[What you are asked to do] Find all the lines with "this" and gather them.

[Stored records]
# # # # #
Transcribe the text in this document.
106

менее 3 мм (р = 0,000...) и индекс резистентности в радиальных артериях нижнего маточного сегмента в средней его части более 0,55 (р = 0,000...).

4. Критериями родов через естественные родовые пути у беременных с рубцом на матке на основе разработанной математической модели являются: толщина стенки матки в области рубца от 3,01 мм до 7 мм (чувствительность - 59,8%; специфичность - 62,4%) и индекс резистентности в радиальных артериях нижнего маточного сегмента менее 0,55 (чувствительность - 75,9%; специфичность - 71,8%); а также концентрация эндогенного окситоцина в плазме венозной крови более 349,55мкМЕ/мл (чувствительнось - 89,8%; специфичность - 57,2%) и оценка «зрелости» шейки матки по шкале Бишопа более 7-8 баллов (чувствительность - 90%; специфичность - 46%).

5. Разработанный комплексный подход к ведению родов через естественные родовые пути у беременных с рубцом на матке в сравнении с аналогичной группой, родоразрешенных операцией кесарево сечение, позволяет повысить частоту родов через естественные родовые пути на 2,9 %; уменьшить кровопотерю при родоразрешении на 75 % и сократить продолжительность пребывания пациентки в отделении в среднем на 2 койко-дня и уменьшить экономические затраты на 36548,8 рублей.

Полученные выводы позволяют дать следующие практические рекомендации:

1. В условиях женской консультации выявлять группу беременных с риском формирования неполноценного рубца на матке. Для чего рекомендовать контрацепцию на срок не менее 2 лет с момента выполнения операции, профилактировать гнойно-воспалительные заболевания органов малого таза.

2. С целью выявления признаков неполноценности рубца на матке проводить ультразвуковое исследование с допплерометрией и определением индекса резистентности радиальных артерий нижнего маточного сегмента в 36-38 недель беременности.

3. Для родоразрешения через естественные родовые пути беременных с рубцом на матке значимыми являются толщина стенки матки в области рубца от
# # # # #
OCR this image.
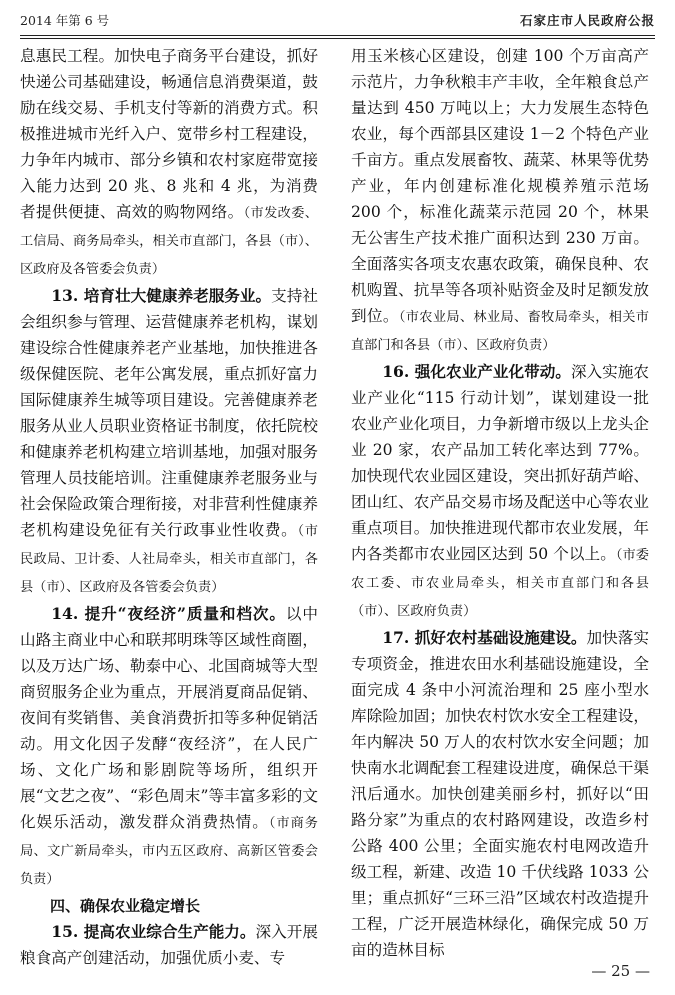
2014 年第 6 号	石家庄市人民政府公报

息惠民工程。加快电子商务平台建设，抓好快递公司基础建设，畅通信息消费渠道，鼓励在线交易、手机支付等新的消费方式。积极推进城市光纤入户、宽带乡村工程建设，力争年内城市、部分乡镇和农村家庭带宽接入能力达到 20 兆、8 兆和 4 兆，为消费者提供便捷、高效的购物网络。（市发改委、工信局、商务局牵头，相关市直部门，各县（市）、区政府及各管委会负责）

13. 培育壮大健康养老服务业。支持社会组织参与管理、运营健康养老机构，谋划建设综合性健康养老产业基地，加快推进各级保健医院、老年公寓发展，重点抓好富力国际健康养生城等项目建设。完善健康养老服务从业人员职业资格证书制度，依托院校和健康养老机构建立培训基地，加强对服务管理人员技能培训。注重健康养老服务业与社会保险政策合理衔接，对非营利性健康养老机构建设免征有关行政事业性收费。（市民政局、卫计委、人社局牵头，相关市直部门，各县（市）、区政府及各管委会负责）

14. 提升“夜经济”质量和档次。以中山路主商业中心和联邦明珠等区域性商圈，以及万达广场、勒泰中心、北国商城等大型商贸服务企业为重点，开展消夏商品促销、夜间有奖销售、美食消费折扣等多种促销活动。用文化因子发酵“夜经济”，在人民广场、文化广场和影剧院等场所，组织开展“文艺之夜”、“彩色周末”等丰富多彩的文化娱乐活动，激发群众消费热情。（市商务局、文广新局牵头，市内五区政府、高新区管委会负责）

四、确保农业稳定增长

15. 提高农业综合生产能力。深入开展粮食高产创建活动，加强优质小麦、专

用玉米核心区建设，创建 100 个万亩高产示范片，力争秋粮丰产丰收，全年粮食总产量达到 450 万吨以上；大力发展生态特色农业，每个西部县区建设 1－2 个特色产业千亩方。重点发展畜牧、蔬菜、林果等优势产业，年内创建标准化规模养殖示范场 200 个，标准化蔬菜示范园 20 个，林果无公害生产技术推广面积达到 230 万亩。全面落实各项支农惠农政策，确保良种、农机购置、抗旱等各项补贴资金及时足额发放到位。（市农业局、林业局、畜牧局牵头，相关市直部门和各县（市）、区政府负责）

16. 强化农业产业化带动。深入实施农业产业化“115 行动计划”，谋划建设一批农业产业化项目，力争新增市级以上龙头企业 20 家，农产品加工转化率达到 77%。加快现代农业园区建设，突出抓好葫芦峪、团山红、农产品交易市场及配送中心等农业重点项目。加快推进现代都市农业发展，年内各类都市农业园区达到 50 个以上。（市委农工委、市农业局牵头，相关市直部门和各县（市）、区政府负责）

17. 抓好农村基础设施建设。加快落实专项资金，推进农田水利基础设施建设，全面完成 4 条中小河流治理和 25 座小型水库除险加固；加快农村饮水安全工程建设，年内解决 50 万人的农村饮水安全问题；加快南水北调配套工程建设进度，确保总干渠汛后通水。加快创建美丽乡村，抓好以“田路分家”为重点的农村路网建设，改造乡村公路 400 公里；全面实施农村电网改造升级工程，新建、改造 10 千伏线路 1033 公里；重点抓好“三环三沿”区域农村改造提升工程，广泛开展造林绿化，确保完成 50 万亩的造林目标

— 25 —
# # # # #
[Worked solution]
Transcribe the text in this document.
OCR this image.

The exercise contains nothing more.